→ GOAL OF THE EXERCISE: Copy each line below in which the word "大ダンジョン時代" occurs.

[Records excerpted from a collection]
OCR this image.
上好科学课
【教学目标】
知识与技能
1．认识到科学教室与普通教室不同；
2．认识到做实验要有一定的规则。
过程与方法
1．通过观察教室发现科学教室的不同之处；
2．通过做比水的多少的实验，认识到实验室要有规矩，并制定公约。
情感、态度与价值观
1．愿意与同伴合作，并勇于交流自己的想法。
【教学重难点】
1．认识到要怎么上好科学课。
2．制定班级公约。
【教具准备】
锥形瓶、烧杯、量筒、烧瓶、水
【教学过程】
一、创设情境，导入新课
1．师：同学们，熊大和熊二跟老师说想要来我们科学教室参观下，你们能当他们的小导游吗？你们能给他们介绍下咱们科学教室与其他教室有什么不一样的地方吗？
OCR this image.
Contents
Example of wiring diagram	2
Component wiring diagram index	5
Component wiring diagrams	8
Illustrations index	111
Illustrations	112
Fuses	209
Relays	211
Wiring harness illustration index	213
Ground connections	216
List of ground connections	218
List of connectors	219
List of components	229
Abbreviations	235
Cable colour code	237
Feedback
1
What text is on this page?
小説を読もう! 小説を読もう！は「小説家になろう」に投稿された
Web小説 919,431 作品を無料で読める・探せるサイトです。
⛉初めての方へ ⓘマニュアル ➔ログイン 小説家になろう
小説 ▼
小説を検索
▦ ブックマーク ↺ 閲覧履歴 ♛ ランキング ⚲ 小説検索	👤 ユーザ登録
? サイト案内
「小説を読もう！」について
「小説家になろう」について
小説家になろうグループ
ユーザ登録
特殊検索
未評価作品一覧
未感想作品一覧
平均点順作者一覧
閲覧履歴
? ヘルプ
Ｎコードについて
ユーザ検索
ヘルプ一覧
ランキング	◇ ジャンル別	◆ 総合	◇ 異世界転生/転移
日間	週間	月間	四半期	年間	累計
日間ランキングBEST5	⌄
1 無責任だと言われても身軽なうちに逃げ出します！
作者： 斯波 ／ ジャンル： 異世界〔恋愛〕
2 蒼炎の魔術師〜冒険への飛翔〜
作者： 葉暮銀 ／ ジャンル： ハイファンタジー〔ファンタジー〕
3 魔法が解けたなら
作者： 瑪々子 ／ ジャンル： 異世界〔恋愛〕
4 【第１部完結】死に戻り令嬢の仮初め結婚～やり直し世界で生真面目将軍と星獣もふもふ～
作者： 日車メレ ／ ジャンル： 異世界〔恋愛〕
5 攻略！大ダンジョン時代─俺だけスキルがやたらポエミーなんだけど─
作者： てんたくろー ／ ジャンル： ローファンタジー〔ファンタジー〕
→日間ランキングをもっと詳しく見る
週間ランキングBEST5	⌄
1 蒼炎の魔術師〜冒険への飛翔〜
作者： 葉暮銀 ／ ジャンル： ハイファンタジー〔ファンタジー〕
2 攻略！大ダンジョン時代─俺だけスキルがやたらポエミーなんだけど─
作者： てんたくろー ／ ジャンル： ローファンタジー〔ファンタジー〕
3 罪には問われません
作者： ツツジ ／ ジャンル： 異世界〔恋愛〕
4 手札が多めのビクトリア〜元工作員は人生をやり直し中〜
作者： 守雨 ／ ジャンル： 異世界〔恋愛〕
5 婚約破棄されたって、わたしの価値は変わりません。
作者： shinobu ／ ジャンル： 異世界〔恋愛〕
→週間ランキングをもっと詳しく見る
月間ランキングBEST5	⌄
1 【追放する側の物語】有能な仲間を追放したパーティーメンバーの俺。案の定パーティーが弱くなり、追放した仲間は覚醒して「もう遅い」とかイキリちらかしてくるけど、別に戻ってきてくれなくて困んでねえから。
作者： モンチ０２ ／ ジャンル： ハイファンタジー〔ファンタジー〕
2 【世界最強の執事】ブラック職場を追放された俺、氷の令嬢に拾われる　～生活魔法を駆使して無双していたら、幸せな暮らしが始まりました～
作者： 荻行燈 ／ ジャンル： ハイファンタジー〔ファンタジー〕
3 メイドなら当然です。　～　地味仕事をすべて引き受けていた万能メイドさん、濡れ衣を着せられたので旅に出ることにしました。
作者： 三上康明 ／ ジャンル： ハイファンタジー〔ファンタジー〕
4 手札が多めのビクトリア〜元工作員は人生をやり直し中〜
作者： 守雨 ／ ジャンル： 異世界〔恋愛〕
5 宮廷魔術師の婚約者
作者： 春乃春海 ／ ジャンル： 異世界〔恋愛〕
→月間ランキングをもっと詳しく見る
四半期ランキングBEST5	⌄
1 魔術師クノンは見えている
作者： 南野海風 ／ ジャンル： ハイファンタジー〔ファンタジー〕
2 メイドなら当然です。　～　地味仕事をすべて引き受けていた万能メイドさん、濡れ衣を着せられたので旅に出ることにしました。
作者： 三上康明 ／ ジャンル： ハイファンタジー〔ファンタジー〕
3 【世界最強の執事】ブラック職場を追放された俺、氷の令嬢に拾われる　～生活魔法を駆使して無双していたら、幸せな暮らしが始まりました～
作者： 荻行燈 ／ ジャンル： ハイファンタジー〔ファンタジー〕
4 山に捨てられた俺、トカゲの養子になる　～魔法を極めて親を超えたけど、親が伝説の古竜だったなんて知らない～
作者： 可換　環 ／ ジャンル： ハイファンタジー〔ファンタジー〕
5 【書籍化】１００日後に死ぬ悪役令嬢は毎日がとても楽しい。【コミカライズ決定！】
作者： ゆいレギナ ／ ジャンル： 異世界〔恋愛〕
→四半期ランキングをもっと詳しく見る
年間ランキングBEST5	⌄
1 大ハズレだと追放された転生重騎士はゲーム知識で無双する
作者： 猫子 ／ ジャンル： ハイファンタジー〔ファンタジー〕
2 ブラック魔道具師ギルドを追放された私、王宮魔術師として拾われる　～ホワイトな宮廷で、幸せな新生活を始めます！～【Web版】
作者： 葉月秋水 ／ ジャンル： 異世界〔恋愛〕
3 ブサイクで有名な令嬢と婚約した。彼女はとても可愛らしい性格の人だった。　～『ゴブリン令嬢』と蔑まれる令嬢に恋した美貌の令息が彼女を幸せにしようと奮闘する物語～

→ COMPLETED TASK:
5 攻略！大ダンジョン時代─俺だけスキルがやたらポエミーなんだけど─
2 攻略！大ダンジョン時代─俺だけスキルがやたらポエミーなんだけど─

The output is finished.